_Provided material_:

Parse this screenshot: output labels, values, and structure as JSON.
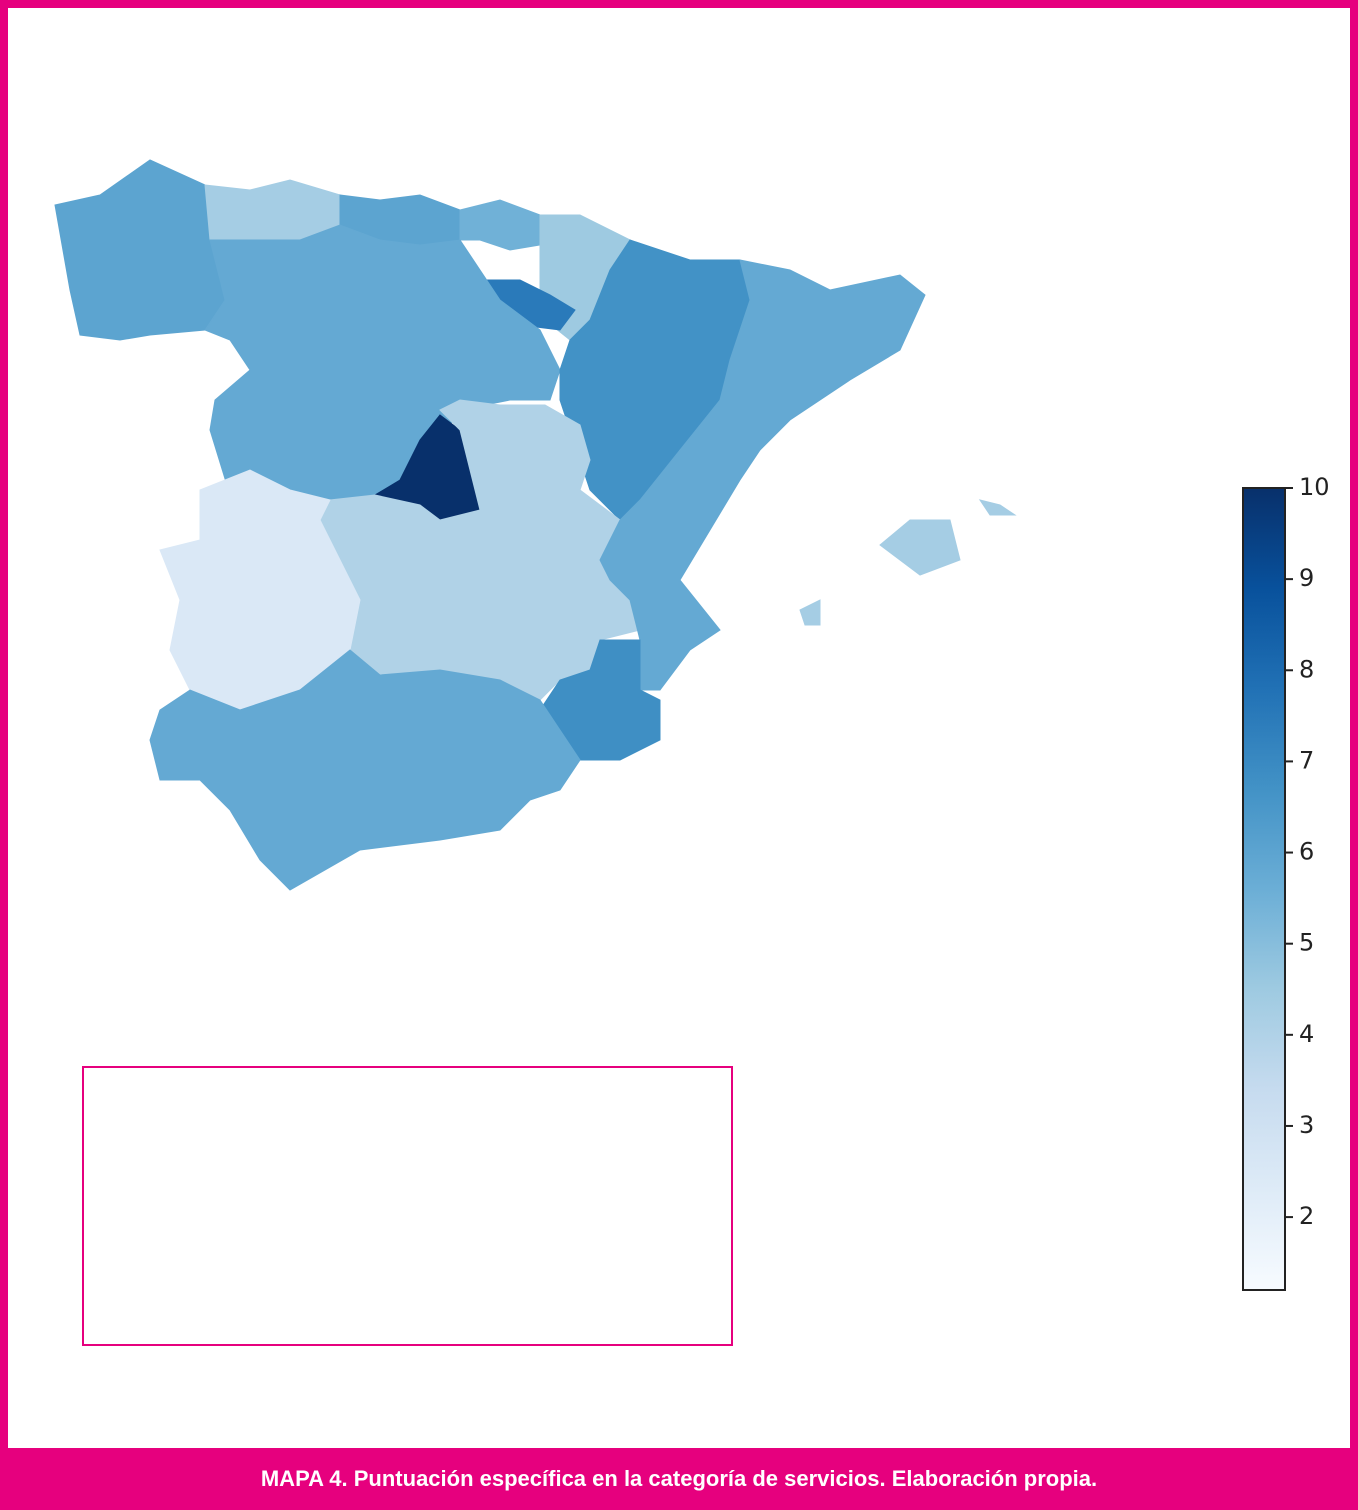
{
  "chart_data": {
    "type": "choropleth",
    "colormap": "Blues",
    "values": [
      6.0,
      4.3,
      6.0,
      5.5,
      4.5,
      7.5,
      5.8,
      6.7,
      5.8,
      10.0,
      4.0,
      2.5,
      5.8,
      6.8,
      5.8,
      4.3
    ],
    "colorbar": {
      "lim": [
        1.2,
        10
      ],
      "ticks": [
        2,
        3,
        4,
        5,
        6,
        7,
        8,
        9,
        10
      ]
    },
    "caption": "MAPA 4. Puntuación específica en la categoría de servicios. Elaboración propia."
  }
}
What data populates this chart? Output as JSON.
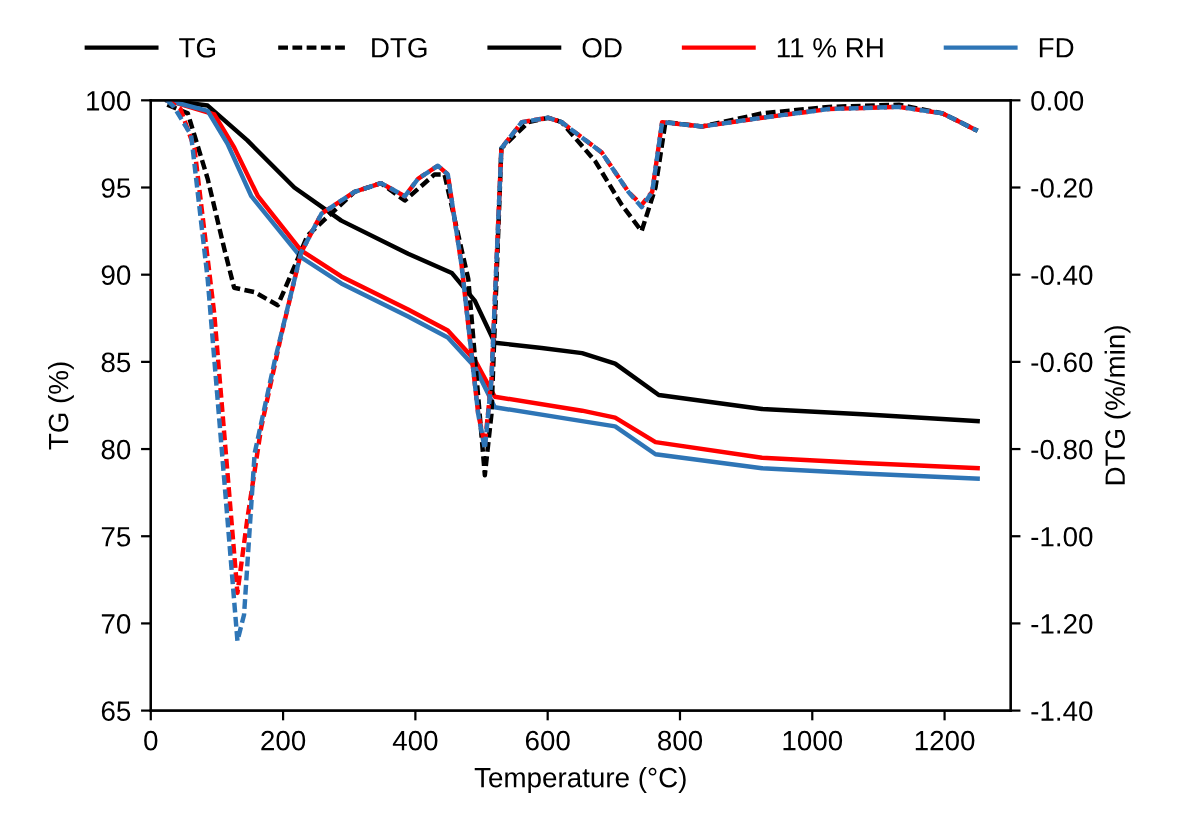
{
  "chart_data": {
    "type": "line",
    "xlabel": "Temperature (°C)",
    "ylabel": "TG (%)",
    "y2label": "DTG (%/min)",
    "annotations": [
      "TG",
      "DTG"
    ],
    "xlim": [
      0,
      1300
    ],
    "xticks": [
      0,
      200,
      400,
      600,
      800,
      1000,
      1200
    ],
    "ylim": [
      65,
      100
    ],
    "yticks": [
      65,
      70,
      75,
      80,
      85,
      90,
      95,
      100
    ],
    "y2lim": [
      -1.4,
      0
    ],
    "y2ticks": [
      {
        "value": -1.4,
        "label": "-1.40"
      },
      {
        "value": -1.2,
        "label": "-1.20"
      },
      {
        "value": -1.0,
        "label": "-1.00"
      },
      {
        "value": -0.8,
        "label": "-0.80"
      },
      {
        "value": -0.6,
        "label": "-0.60"
      },
      {
        "value": -0.4,
        "label": "-0.40"
      },
      {
        "value": -0.2,
        "label": "-0.20"
      },
      {
        "value": 0,
        "label": "0.00"
      }
    ],
    "grid": false,
    "legend": "top",
    "marker": "none",
    "series": [
      {
        "name": "OD",
        "color": "#000000",
        "line_style": "solid",
        "x": [
          25,
          86,
          146,
          217,
          288,
          389,
          455,
          490,
          520,
          591,
          652,
          702,
          768,
          924,
          1076,
          1250
        ],
        "values": [
          100,
          99.7,
          97.7,
          95.0,
          93.1,
          91.2,
          90.1,
          88.5,
          86.1,
          85.8,
          85.5,
          84.9,
          83.1,
          82.3,
          82.0,
          81.6
        ]
      },
      {
        "name": "11 % RH",
        "color": "#ff0000",
        "line_style": "solid",
        "x": [
          25,
          96,
          126,
          162,
          227,
          288,
          389,
          449,
          490,
          520,
          652,
          702,
          763,
          924,
          1076,
          1250
        ],
        "values": [
          100,
          99.2,
          97.3,
          94.5,
          91.4,
          89.9,
          88.0,
          86.8,
          85.1,
          83.0,
          82.2,
          81.8,
          80.4,
          79.5,
          79.2,
          78.9
        ]
      },
      {
        "name": "FD",
        "color": "#2e75b6",
        "line_style": "solid",
        "x": [
          25,
          86,
          116,
          152,
          227,
          288,
          389,
          449,
          490,
          520,
          652,
          702,
          763,
          924,
          1076,
          1250
        ],
        "values": [
          100,
          99.4,
          97.5,
          94.5,
          91.0,
          89.5,
          87.6,
          86.4,
          84.7,
          82.4,
          81.6,
          81.3,
          79.7,
          78.9,
          78.6,
          78.3
        ]
      },
      {
        "color": "#000000",
        "line_style": "dashed",
        "axis": "y2",
        "x": [
          25,
          56,
          86,
          111,
          126,
          157,
          192,
          212,
          237,
          308,
          348,
          384,
          429,
          444,
          480,
          505,
          515,
          530,
          571,
          601,
          621,
          672,
          712,
          742,
          763,
          778,
          833,
          924,
          1025,
          1131,
          1197,
          1250
        ],
        "values": [
          -0.01,
          -0.03,
          -0.18,
          -0.34,
          -0.43,
          -0.44,
          -0.47,
          -0.4,
          -0.31,
          -0.21,
          -0.19,
          -0.23,
          -0.17,
          -0.17,
          -0.41,
          -0.86,
          -0.72,
          -0.11,
          -0.05,
          -0.04,
          -0.05,
          -0.14,
          -0.24,
          -0.3,
          -0.2,
          -0.05,
          -0.06,
          -0.03,
          -0.015,
          -0.01,
          -0.03,
          -0.07
        ]
      },
      {
        "color": "#ff0000",
        "line_style": "dashed",
        "axis": "y2",
        "x": [
          25,
          45,
          66,
          96,
          131,
          146,
          167,
          197,
          227,
          258,
          308,
          348,
          384,
          404,
          434,
          449,
          470,
          495,
          505,
          515,
          530,
          561,
          601,
          621,
          682,
          722,
          742,
          758,
          773,
          833,
          924,
          1025,
          1131,
          1197,
          1250
        ],
        "values": [
          0,
          -0.02,
          -0.11,
          -0.49,
          -1.13,
          -0.96,
          -0.75,
          -0.54,
          -0.35,
          -0.26,
          -0.21,
          -0.19,
          -0.22,
          -0.18,
          -0.15,
          -0.17,
          -0.38,
          -0.72,
          -0.79,
          -0.64,
          -0.11,
          -0.05,
          -0.04,
          -0.05,
          -0.12,
          -0.21,
          -0.24,
          -0.21,
          -0.05,
          -0.06,
          -0.04,
          -0.02,
          -0.015,
          -0.03,
          -0.07
        ]
      },
      {
        "color": "#2e75b6",
        "line_style": "dashed",
        "axis": "y2",
        "x": [
          25,
          35,
          61,
          86,
          111,
          131,
          141,
          157,
          187,
          227,
          258,
          308,
          348,
          384,
          404,
          434,
          449,
          470,
          495,
          505,
          515,
          530,
          561,
          601,
          621,
          682,
          722,
          742,
          758,
          773,
          833,
          924,
          1025,
          1131,
          1197,
          1250
        ],
        "values": [
          0,
          -0.015,
          -0.08,
          -0.41,
          -0.87,
          -1.24,
          -1.18,
          -0.81,
          -0.6,
          -0.35,
          -0.26,
          -0.21,
          -0.19,
          -0.22,
          -0.18,
          -0.15,
          -0.17,
          -0.38,
          -0.72,
          -0.8,
          -0.64,
          -0.11,
          -0.05,
          -0.04,
          -0.05,
          -0.12,
          -0.21,
          -0.245,
          -0.21,
          -0.05,
          -0.06,
          -0.04,
          -0.02,
          -0.015,
          -0.03,
          -0.07
        ]
      }
    ]
  }
}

_Problem requirements_:
Copy the material shown above in full and exactly. Skip the pictures.

_Written solution_:
Parse this screenshot: output labels, values, and structure as JSON.
{
  "chart_data": {
    "type": "choropleth",
    "colormap": "Blues",
    "values": [
      6.0,
      4.3,
      6.0,
      5.5,
      4.5,
      7.5,
      5.8,
      6.7,
      5.8,
      10.0,
      4.0,
      2.5,
      5.8,
      6.8,
      5.8,
      4.3
    ],
    "colorbar": {
      "lim": [
        1.2,
        10
      ],
      "ticks": [
        2,
        3,
        4,
        5,
        6,
        7,
        8,
        9,
        10
      ]
    },
    "caption": "MAPA 4. Puntuación específica en la categoría de servicios. Elaboración propia."
  }
}
What data populates this chart? Output as JSON.
{
  "chart_data": {
    "type": "line",
    "xlabel": "Temperature (°C)",
    "ylabel": "TG (%)",
    "y2label": "DTG (%/min)",
    "annotations": [
      "TG",
      "DTG"
    ],
    "xlim": [
      0,
      1300
    ],
    "xticks": [
      0,
      200,
      400,
      600,
      800,
      1000,
      1200
    ],
    "ylim": [
      65,
      100
    ],
    "yticks": [
      65,
      70,
      75,
      80,
      85,
      90,
      95,
      100
    ],
    "y2lim": [
      -1.4,
      0
    ],
    "y2ticks": [
      {
        "value": -1.4,
        "label": "-1.40"
      },
      {
        "value": -1.2,
        "label": "-1.20"
      },
      {
        "value": -1.0,
        "label": "-1.00"
      },
      {
        "value": -0.8,
        "label": "-0.80"
      },
      {
        "value": -0.6,
        "label": "-0.60"
      },
      {
        "value": -0.4,
        "label": "-0.40"
      },
      {
        "value": -0.2,
        "label": "-0.20"
      },
      {
        "value": 0,
        "label": "0.00"
      }
    ],
    "grid": false,
    "legend": "top",
    "marker": "none",
    "series": [
      {
        "name": "OD",
        "color": "#000000",
        "line_style": "solid",
        "x": [
          25,
          86,
          146,
          217,
          288,
          389,
          455,
          490,
          520,
          591,
          652,
          702,
          768,
          924,
          1076,
          1250
        ],
        "values": [
          100,
          99.7,
          97.7,
          95.0,
          93.1,
          91.2,
          90.1,
          88.5,
          86.1,
          85.8,
          85.5,
          84.9,
          83.1,
          82.3,
          82.0,
          81.6
        ]
      },
      {
        "name": "11 % RH",
        "color": "#ff0000",
        "line_style": "solid",
        "x": [
          25,
          96,
          126,
          162,
          227,
          288,
          389,
          449,
          490,
          520,
          652,
          702,
          763,
          924,
          1076,
          1250
        ],
        "values": [
          100,
          99.2,
          97.3,
          94.5,
          91.4,
          89.9,
          88.0,
          86.8,
          85.1,
          83.0,
          82.2,
          81.8,
          80.4,
          79.5,
          79.2,
          78.9
        ]
      },
      {
        "name": "FD",
        "color": "#2e75b6",
        "line_style": "solid",
        "x": [
          25,
          86,
          116,
          152,
          227,
          288,
          389,
          449,
          490,
          520,
          652,
          702,
          763,
          924,
          1076,
          1250
        ],
        "values": [
          100,
          99.4,
          97.5,
          94.5,
          91.0,
          89.5,
          87.6,
          86.4,
          84.7,
          82.4,
          81.6,
          81.3,
          79.7,
          78.9,
          78.6,
          78.3
        ]
      },
      {
        "color": "#000000",
        "line_style": "dashed",
        "axis": "y2",
        "x": [
          25,
          56,
          86,
          111,
          126,
          157,
          192,
          212,
          237,
          308,
          348,
          384,
          429,
          444,
          480,
          505,
          515,
          530,
          571,
          601,
          621,
          672,
          712,
          742,
          763,
          778,
          833,
          924,
          1025,
          1131,
          1197,
          1250
        ],
        "values": [
          -0.01,
          -0.03,
          -0.18,
          -0.34,
          -0.43,
          -0.44,
          -0.47,
          -0.4,
          -0.31,
          -0.21,
          -0.19,
          -0.23,
          -0.17,
          -0.17,
          -0.41,
          -0.86,
          -0.72,
          -0.11,
          -0.05,
          -0.04,
          -0.05,
          -0.14,
          -0.24,
          -0.3,
          -0.2,
          -0.05,
          -0.06,
          -0.03,
          -0.015,
          -0.01,
          -0.03,
          -0.07
        ]
      },
      {
        "color": "#ff0000",
        "line_style": "dashed",
        "axis": "y2",
        "x": [
          25,
          45,
          66,
          96,
          131,
          146,
          167,
          197,
          227,
          258,
          308,
          348,
          384,
          404,
          434,
          449,
          470,
          495,
          505,
          515,
          530,
          561,
          601,
          621,
          682,
          722,
          742,
          758,
          773,
          833,
          924,
          1025,
          1131,
          1197,
          1250
        ],
        "values": [
          0,
          -0.02,
          -0.11,
          -0.49,
          -1.13,
          -0.96,
          -0.75,
          -0.54,
          -0.35,
          -0.26,
          -0.21,
          -0.19,
          -0.22,
          -0.18,
          -0.15,
          -0.17,
          -0.38,
          -0.72,
          -0.79,
          -0.64,
          -0.11,
          -0.05,
          -0.04,
          -0.05,
          -0.12,
          -0.21,
          -0.24,
          -0.21,
          -0.05,
          -0.06,
          -0.04,
          -0.02,
          -0.015,
          -0.03,
          -0.07
        ]
      },
      {
        "color": "#2e75b6",
        "line_style": "dashed",
        "axis": "y2",
        "x": [
          25,
          35,
          61,
          86,
          111,
          131,
          141,
          157,
          187,
          227,
          258,
          308,
          348,
          384,
          404,
          434,
          449,
          470,
          495,
          505,
          515,
          530,
          561,
          601,
          621,
          682,
          722,
          742,
          758,
          773,
          833,
          924,
          1025,
          1131,
          1197,
          1250
        ],
        "values": [
          0,
          -0.015,
          -0.08,
          -0.41,
          -0.87,
          -1.24,
          -1.18,
          -0.81,
          -0.6,
          -0.35,
          -0.26,
          -0.21,
          -0.19,
          -0.22,
          -0.18,
          -0.15,
          -0.17,
          -0.38,
          -0.72,
          -0.8,
          -0.64,
          -0.11,
          -0.05,
          -0.04,
          -0.05,
          -0.12,
          -0.21,
          -0.245,
          -0.21,
          -0.05,
          -0.06,
          -0.04,
          -0.02,
          -0.015,
          -0.03,
          -0.07
        ]
      }
    ]
  }
}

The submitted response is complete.